> **TASK INPUTS**
## start

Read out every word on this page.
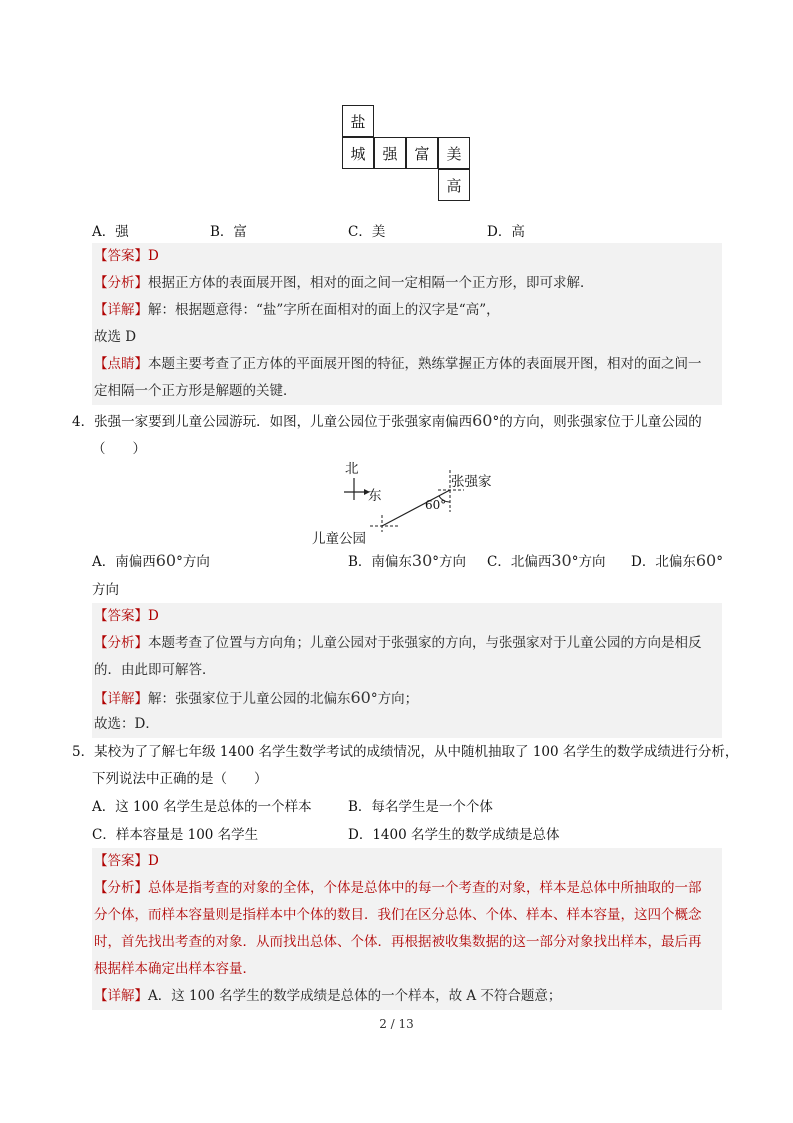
盐
城	强	富	美
高
A．强	B．富	C．美	D．高
【答案】D
【分析】根据正方体的表面展开图，相对的面之间一定相隔一个正方形，即可求解．
【详解】解：根据题意得：“盐”字所在面相对的面上的汉字是“高”，
故选 D
【点睛】本题主要考查了正方体的平面展开图的特征，熟练掌握正方体的表面展开图，相对的面之间一
定相隔一个正方形是解题的关键．
4．张强一家要到儿童公园游玩．如图，儿童公园位于张强家南偏西60°的方向，则张强家位于儿童公园的
（　　）
北
东
张强家
60°
儿童公园
A．南偏西60°方向	B．南偏东30°方向 C．北偏西30°方向 D．北偏东60°
方向
【答案】D
【分析】本题考查了位置与方向角；儿童公园对于张强家的方向，与张强家对于儿童公园的方向是相反
的．由此即可解答．
【详解】解：张强家位于儿童公园的北偏东60°方向；
故选：D．
5．某校为了了解七年级 1400 名学生数学考试的成绩情况，从中随机抽取了 100 名学生的数学成绩进行分析，
下列说法中正确的是（　　）
A．这 100 名学生是总体的一个样本	B．每名学生是一个个体
C．样本容量是 100 名学生	D．1400 名学生的数学成绩是总体
【答案】D
【分析】总体是指考查的对象的全体，个体是总体中的每一个考查的对象，样本是总体中所抽取的一部
分个体，而样本容量则是指样本中个体的数目．我们在区分总体、个体、样本、样本容量，这四个概念
时，首先找出考查的对象．从而找出总体、个体．再根据被收集数据的这一部分对象找出样本，最后再
根据样本确定出样本容量．
【详解】A．这 100 名学生的数学成绩是总体的一个样本，故 A 不符合题意；
2 / 13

## end

> **EXERCISE BRIEF**
Reproduce the listing exactly. Leave its pictures out.

> **SOLUTION FOR THIS EXERCISE**
Read out every word on this page.
盐
城	强	富	美
高
A．强	B．富	C．美	D．高
【答案】D
【分析】根据正方体的表面展开图，相对的面之间一定相隔一个正方形，即可求解．
【详解】解：根据题意得：“盐”字所在面相对的面上的汉字是“高”，
故选 D
【点睛】本题主要考查了正方体的平面展开图的特征，熟练掌握正方体的表面展开图，相对的面之间一
定相隔一个正方形是解题的关键．
4．张强一家要到儿童公园游玩．如图，儿童公园位于张强家南偏西60°的方向，则张强家位于儿童公园的
（　　）
北
东
张强家
60°
儿童公园
A．南偏西60°方向	B．南偏东30°方向 C．北偏西30°方向 D．北偏东60°
方向
【答案】D
【分析】本题考查了位置与方向角；儿童公园对于张强家的方向，与张强家对于儿童公园的方向是相反
的．由此即可解答．
【详解】解：张强家位于儿童公园的北偏东60°方向；
故选：D．
5．某校为了了解七年级 1400 名学生数学考试的成绩情况，从中随机抽取了 100 名学生的数学成绩进行分析，
下列说法中正确的是（　　）
A．这 100 名学生是总体的一个样本	B．每名学生是一个个体
C．样本容量是 100 名学生	D．1400 名学生的数学成绩是总体
【答案】D
【分析】总体是指考查的对象的全体，个体是总体中的每一个考查的对象，样本是总体中所抽取的一部
分个体，而样本容量则是指样本中个体的数目．我们在区分总体、个体、样本、样本容量，这四个概念
时，首先找出考查的对象．从而找出总体、个体．再根据被收集数据的这一部分对象找出样本，最后再
根据样本确定出样本容量．
【详解】A．这 100 名学生的数学成绩是总体的一个样本，故 A 不符合题意；
2 / 13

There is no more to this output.